TO DO: According to the plotting documentation excerpt, why does passing [['0-4','5-14'],['15-64']] as stack_pops produce two bars, and which populations go into each bar?

TEXT EXCERPT:
---*---
Internal function to stack series data

Used by plot_series when rendering stacked plots and also showing data.

Return type:None
atomica.plotting._turn_off_border(ax)[source]

Turns off top and right borders.

Note that this function will leave the bottom and left borders on.

Parameters:ax – An axis object
Return type:None
Returns:None
atomica.plotting.plot_bars(plotdata, stack_pops=None, stack_outputs=None, outer=None, legend_mode=None, show_all_labels=False, orientation='vertical')[source]

Produce a bar plot

Parameters:
  • plotdata – a PlotData instance to plot
  • stack_pops – A list of lists with populations to stack. A bar is rendered for each item in the list. For example, [[‘0-4’,‘5-14’],[‘15-64’]] will render two bars, with two populations stacked in the first bar, and only one population in the second bar. Items not appearing in this list will be rendered unstacked.
  • stack_outputs – Same as stack_pops, but for outputs.
---*---
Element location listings
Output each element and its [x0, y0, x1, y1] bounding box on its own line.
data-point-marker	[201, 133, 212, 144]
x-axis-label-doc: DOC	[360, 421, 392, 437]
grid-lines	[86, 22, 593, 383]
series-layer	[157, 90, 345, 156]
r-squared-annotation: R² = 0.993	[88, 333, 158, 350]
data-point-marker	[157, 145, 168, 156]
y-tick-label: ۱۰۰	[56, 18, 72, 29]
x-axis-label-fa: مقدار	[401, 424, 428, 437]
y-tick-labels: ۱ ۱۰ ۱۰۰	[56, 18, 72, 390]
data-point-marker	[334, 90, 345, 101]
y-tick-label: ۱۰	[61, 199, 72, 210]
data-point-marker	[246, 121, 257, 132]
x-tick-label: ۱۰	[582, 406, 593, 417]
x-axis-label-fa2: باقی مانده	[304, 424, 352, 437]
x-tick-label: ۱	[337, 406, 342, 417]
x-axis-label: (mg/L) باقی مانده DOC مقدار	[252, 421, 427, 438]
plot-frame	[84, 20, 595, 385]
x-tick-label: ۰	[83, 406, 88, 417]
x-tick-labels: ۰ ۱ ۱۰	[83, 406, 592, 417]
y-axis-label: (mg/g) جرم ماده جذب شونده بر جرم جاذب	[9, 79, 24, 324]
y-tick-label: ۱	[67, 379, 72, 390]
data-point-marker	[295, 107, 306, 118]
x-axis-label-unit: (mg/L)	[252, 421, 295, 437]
---*---
COMPLETE RESPONSE: The list has two items, and plot_bars renders one bar for each item in stack_pops, so it draws two bars. The first bar stacks the '0-4' and '5-14' populations. The second bar contains only '15-64'.